Reproduce every record below exactly as written, leaving out any pictures.

—————

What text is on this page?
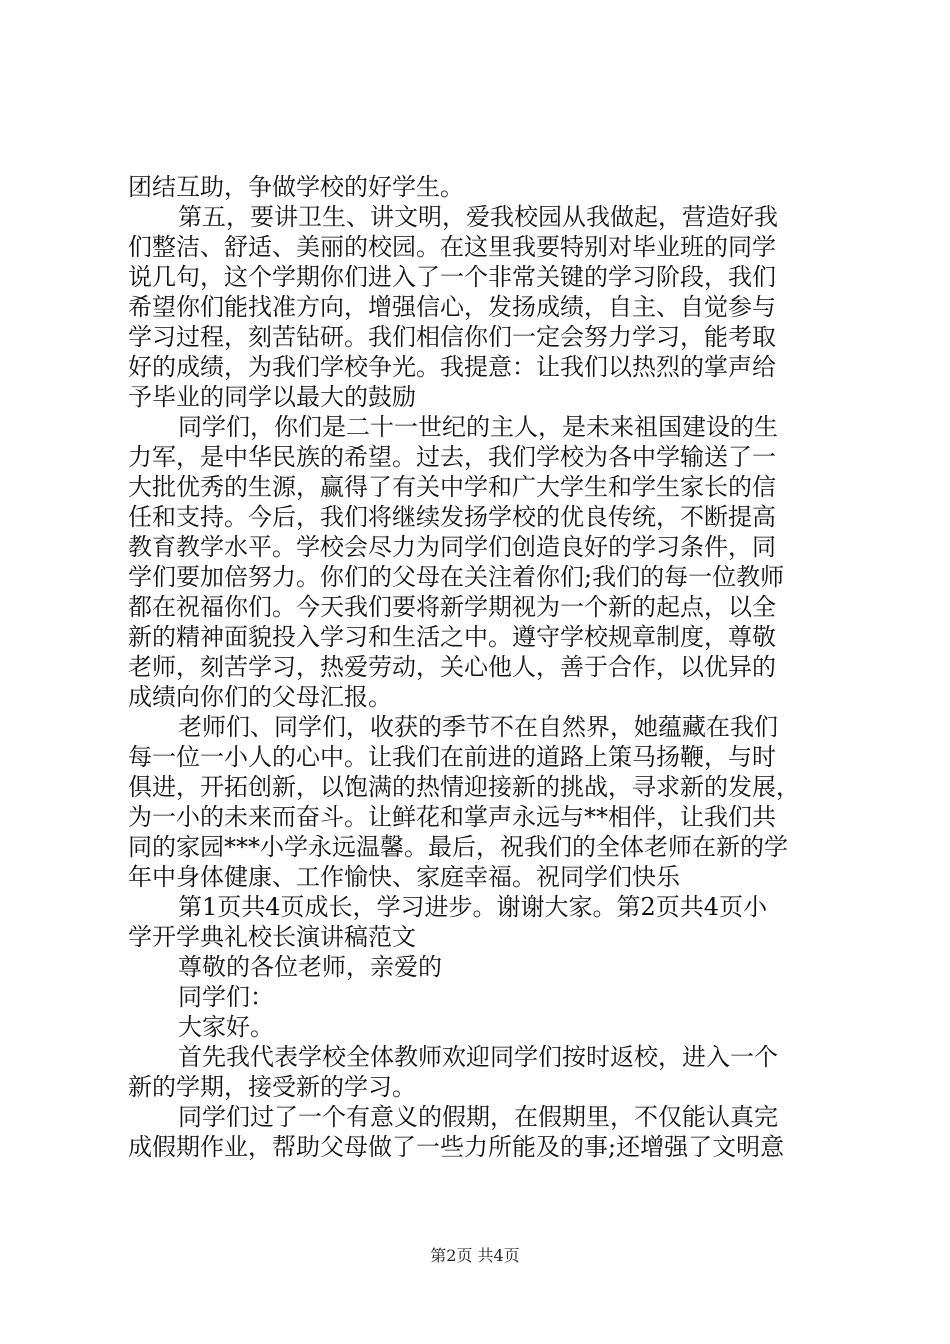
团结互助，争做学校的好学生。
第五，要讲卫生、讲文明，爱我校园从我做起，营造好我
们整洁、舒适、美丽的校园。在这里我要特别对毕业班的同学
说几句，这个学期你们进入了一个非常关键的学习阶段，我们
希望你们能找准方向，增强信心，发扬成绩，自主、自觉参与
学习过程，刻苦钻研。我们相信你们一定会努力学习，能考取
好的成绩，为我们学校争光。我提意：让我们以热烈的掌声给
予毕业的同学以最大的鼓励
同学们，你们是二十一世纪的主人，是未来祖国建设的生
力军，是中华民族的希望。过去，我们学校为各中学输送了一
大批优秀的生源，赢得了有关中学和广大学生和学生家长的信
任和支持。今后，我们将继续发扬学校的优良传统，不断提高
教育教学水平。学校会尽力为同学们创造良好的学习条件，同
学们要加倍努力。你们的父母在关注着你们;我们的每一位教师
都在祝福你们。今天我们要将新学期视为一个新的起点，以全
新的精神面貌投入学习和生活之中。遵守学校规章制度，尊敬
老师，刻苦学习，热爱劳动，关心他人，善于合作，以优异的
成绩向你们的父母汇报。
老师们、同学们，收获的季节不在自然界，她蕴藏在我们
每一位一小人的心中。让我们在前进的道路上策马扬鞭，与时
俱进，开拓创新，以饱满的热情迎接新的挑战，寻求新的发展，
为一小的未来而奋斗。让鲜花和掌声永远与**相伴，让我们共
同的家园***小学永远温馨。最后，祝我们的全体老师在新的学
年中身体健康、工作愉快、家庭幸福。祝同学们快乐
第1页共4页成长，学习进步。谢谢大家。第2页共4页小
学开学典礼校长演讲稿范文
尊敬的各位老师，亲爱的
同学们：
大家好。
首先我代表学校全体教师欢迎同学们按时返校，进入一个
新的学期，接受新的学习。
同学们过了一个有意义的假期，在假期里，不仅能认真完
成假期作业，帮助父母做了一些力所能及的事;还增强了文明意
第2页 共4页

—————

• Result of this exercise:
What text is on this page?
团结互助，争做学校的好学生。
第五，要讲卫生、讲文明，爱我校园从我做起，营造好我
们整洁、舒适、美丽的校园。在这里我要特别对毕业班的同学
说几句，这个学期你们进入了一个非常关键的学习阶段，我们
希望你们能找准方向，增强信心，发扬成绩，自主、自觉参与
学习过程，刻苦钻研。我们相信你们一定会努力学习，能考取
好的成绩，为我们学校争光。我提意：让我们以热烈的掌声给
予毕业的同学以最大的鼓励
同学们，你们是二十一世纪的主人，是未来祖国建设的生
力军，是中华民族的希望。过去，我们学校为各中学输送了一
大批优秀的生源，赢得了有关中学和广大学生和学生家长的信
任和支持。今后，我们将继续发扬学校的优良传统，不断提高
教育教学水平。学校会尽力为同学们创造良好的学习条件，同
学们要加倍努力。你们的父母在关注着你们;我们的每一位教师
都在祝福你们。今天我们要将新学期视为一个新的起点，以全
新的精神面貌投入学习和生活之中。遵守学校规章制度，尊敬
老师，刻苦学习，热爱劳动，关心他人，善于合作，以优异的
成绩向你们的父母汇报。
老师们、同学们，收获的季节不在自然界，她蕴藏在我们
每一位一小人的心中。让我们在前进的道路上策马扬鞭，与时
俱进，开拓创新，以饱满的热情迎接新的挑战，寻求新的发展，
为一小的未来而奋斗。让鲜花和掌声永远与**相伴，让我们共
同的家园***小学永远温馨。最后，祝我们的全体老师在新的学
年中身体健康、工作愉快、家庭幸福。祝同学们快乐
第1页共4页成长，学习进步。谢谢大家。第2页共4页小
学开学典礼校长演讲稿范文
尊敬的各位老师，亲爱的
同学们：
大家好。
首先我代表学校全体教师欢迎同学们按时返校，进入一个
新的学期，接受新的学习。
同学们过了一个有意义的假期，在假期里，不仅能认真完
成假期作业，帮助父母做了一些力所能及的事;还增强了文明意
第2页 共4页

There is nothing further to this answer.